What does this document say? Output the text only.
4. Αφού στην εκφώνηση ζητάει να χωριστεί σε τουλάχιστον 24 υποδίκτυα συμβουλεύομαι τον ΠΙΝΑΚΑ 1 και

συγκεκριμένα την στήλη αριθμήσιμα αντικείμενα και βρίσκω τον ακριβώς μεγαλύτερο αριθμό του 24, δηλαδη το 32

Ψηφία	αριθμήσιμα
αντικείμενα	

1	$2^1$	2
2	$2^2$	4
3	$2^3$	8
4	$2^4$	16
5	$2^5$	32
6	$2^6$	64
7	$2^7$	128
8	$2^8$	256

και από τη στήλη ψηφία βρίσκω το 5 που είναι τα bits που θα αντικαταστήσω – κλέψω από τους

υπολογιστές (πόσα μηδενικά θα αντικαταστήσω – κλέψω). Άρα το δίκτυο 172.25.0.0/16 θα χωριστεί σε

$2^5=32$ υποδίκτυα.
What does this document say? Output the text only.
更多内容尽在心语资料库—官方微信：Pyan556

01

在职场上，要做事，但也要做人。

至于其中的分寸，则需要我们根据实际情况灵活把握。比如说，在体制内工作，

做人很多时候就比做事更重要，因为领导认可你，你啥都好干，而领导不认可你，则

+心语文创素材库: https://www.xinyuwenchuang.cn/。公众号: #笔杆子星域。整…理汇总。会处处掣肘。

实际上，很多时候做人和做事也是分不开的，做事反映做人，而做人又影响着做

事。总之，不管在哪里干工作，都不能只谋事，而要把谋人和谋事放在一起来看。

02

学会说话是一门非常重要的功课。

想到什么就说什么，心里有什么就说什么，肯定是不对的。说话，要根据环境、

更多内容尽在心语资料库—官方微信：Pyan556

____________

### YOUR GOAL:
Write out every entry again exactly, please, with nothing missing.

### REPLY TO THE EXERCISE:
What does this document say? Output the text only.
4. Αφού στην εκφώνηση ζητάει να χωριστεί σε τουλάχιστον 24 υποδίκτυα συμβουλεύομαι τον ΠΙΝΑΚΑ 1 και

συγκεκριμένα την στήλη αριθμήσιμα αντικείμενα και βρίσκω τον ακριβώς μεγαλύτερο αριθμό του 24, δηλαδη το 32

Ψηφία	αριθμήσιμα
αντικείμενα	

1	$2^1$	2
2	$2^2$	4
3	$2^3$	8
4	$2^4$	16
5	$2^5$	32
6	$2^6$	64
7	$2^7$	128
8	$2^8$	256

και από τη στήλη ψηφία βρίσκω το 5 που είναι τα bits που θα αντικαταστήσω – κλέψω από τους

υπολογιστές (πόσα μηδενικά θα αντικαταστήσω – κλέψω). Άρα το δίκτυο 172.25.0.0/16 θα χωριστεί σε

$2^5=32$ υποδίκτυα.
What does this document say? Output the text only.
更多内容尽在心语资料库—官方微信：Pyan556

01

在职场上，要做事，但也要做人。

至于其中的分寸，则需要我们根据实际情况灵活把握。比如说，在体制内工作，

做人很多时候就比做事更重要，因为领导认可你，你啥都好干，而领导不认可你，则

+心语文创素材库: https://www.xinyuwenchuang.cn/。公众号: #笔杆子星域。整…理汇总。会处处掣肘。

实际上，很多时候做人和做事也是分不开的，做事反映做人，而做人又影响着做

事。总之，不管在哪里干工作，都不能只谋事，而要把谋人和谋事放在一起来看。

02

学会说话是一门非常重要的功课。

想到什么就说什么，心里有什么就说什么，肯定是不对的。说话，要根据环境、

更多内容尽在心语资料库—官方微信：Pyan556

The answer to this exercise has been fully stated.